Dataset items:
»»

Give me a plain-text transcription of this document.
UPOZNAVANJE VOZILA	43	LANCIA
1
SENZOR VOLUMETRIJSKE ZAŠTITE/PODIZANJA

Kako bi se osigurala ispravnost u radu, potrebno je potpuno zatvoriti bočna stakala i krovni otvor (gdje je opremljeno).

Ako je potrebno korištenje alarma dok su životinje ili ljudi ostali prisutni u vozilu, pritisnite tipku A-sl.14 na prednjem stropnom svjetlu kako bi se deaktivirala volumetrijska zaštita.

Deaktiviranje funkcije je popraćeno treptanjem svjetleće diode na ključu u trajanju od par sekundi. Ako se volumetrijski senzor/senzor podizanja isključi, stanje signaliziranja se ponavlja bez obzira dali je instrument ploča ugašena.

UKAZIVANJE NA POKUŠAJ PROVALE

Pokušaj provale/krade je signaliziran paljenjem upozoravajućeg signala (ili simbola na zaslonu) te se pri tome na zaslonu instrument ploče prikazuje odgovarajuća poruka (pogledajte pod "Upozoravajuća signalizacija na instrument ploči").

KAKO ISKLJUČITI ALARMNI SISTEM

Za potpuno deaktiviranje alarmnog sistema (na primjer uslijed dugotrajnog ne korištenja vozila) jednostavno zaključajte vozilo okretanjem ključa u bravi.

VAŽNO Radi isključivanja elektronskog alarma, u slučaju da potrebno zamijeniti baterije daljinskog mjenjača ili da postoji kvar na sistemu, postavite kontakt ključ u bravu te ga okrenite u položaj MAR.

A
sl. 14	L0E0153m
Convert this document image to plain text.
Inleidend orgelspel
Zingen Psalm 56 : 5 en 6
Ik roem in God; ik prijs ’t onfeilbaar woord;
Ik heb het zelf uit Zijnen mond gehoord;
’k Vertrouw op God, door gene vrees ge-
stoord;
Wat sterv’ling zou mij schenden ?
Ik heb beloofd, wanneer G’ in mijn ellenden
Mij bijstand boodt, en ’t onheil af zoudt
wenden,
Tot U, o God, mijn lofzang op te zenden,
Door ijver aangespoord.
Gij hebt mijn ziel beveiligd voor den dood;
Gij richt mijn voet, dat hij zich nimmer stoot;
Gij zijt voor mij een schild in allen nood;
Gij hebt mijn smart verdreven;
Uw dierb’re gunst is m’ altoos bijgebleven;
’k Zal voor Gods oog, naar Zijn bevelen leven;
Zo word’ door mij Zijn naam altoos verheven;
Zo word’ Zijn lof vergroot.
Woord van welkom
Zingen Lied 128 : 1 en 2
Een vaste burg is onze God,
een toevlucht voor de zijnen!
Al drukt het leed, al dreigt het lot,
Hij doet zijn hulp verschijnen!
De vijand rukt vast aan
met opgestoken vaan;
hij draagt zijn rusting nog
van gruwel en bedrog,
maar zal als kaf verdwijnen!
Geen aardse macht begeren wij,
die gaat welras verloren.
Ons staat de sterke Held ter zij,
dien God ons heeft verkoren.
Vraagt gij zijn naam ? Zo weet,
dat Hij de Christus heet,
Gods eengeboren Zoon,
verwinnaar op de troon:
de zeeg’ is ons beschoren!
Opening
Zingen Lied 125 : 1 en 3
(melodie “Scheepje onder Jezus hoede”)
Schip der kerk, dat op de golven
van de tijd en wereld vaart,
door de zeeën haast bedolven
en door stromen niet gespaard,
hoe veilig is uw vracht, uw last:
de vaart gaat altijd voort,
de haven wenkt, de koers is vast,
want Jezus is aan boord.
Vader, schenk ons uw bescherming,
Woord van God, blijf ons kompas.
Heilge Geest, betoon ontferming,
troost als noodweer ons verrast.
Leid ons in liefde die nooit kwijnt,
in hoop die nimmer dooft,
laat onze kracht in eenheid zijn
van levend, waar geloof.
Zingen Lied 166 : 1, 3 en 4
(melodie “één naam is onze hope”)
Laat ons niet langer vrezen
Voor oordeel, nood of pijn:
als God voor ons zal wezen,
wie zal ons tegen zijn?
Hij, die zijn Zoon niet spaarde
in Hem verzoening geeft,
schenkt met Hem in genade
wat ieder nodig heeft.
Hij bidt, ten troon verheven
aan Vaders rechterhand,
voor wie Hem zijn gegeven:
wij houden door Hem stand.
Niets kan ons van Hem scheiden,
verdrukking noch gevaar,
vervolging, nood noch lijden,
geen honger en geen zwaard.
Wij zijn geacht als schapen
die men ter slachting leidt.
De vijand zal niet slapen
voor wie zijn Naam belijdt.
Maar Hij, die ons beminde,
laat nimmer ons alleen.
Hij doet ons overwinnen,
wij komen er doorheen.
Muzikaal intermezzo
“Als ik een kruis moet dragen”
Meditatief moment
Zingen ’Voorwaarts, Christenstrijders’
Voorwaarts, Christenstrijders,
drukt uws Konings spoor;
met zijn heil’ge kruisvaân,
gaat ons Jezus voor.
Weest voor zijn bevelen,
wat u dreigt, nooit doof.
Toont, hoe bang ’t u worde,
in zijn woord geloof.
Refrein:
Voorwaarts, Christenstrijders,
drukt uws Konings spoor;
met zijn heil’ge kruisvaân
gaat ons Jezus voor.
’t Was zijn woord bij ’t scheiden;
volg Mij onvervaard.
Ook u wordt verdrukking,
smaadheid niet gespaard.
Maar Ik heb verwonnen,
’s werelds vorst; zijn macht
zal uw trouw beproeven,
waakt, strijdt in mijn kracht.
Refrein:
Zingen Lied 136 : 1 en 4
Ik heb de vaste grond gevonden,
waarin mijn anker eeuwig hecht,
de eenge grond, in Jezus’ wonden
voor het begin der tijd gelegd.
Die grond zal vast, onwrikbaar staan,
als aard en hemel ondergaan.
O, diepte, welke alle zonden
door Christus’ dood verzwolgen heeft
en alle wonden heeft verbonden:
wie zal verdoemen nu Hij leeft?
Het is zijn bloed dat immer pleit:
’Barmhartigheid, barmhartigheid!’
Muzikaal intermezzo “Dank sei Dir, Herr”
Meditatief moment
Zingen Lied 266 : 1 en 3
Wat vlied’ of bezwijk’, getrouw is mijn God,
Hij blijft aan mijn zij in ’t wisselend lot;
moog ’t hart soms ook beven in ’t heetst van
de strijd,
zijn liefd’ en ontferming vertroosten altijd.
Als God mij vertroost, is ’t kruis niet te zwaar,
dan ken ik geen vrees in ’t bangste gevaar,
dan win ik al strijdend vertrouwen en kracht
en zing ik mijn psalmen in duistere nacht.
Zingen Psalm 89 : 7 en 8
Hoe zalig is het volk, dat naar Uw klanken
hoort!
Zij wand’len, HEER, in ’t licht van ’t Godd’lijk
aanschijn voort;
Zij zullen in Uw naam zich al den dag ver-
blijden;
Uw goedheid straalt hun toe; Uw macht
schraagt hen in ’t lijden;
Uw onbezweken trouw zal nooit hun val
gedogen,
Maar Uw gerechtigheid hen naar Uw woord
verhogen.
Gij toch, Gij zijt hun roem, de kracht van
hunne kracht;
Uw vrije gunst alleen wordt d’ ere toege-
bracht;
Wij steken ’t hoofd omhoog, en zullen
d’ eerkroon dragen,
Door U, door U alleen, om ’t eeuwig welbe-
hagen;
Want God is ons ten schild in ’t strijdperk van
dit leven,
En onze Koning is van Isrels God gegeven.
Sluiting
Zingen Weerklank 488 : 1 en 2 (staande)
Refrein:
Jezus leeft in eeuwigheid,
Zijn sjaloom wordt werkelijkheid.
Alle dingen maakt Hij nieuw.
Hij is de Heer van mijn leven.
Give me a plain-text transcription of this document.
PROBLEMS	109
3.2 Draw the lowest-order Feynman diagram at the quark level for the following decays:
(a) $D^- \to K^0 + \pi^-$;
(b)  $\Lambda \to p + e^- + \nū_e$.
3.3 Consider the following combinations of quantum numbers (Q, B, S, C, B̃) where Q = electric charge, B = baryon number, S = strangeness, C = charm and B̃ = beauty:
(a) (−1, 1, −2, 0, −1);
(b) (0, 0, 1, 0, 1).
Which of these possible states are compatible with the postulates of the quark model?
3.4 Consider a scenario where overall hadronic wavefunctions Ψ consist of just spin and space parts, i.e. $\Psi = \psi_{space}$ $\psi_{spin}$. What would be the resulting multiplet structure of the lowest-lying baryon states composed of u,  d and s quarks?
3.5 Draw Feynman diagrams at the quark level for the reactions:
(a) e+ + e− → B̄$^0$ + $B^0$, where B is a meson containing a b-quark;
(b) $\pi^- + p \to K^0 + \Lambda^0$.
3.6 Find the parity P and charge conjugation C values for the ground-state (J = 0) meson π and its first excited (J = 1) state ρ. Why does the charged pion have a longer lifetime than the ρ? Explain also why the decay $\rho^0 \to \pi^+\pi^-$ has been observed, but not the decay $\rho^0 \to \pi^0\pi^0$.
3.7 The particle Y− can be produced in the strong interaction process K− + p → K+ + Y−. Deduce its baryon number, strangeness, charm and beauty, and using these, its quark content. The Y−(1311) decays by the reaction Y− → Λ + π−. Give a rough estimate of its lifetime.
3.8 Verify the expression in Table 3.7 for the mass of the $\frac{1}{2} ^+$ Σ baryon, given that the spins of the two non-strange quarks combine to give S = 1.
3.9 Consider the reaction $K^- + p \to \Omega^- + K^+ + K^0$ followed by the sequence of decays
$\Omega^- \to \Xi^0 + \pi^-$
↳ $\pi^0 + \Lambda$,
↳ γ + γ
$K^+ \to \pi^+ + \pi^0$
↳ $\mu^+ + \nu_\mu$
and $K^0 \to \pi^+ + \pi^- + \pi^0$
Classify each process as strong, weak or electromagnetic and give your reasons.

««

-- Problem to work on --
Wherever the string "alleen" appears in a line of the records above, copy that line.

-- The answer --
laat nimmer ons alleen.
Uw vrije gunst alleen wordt d’ ere toege-
Door U, door U alleen, om ’t eeuwig welbe-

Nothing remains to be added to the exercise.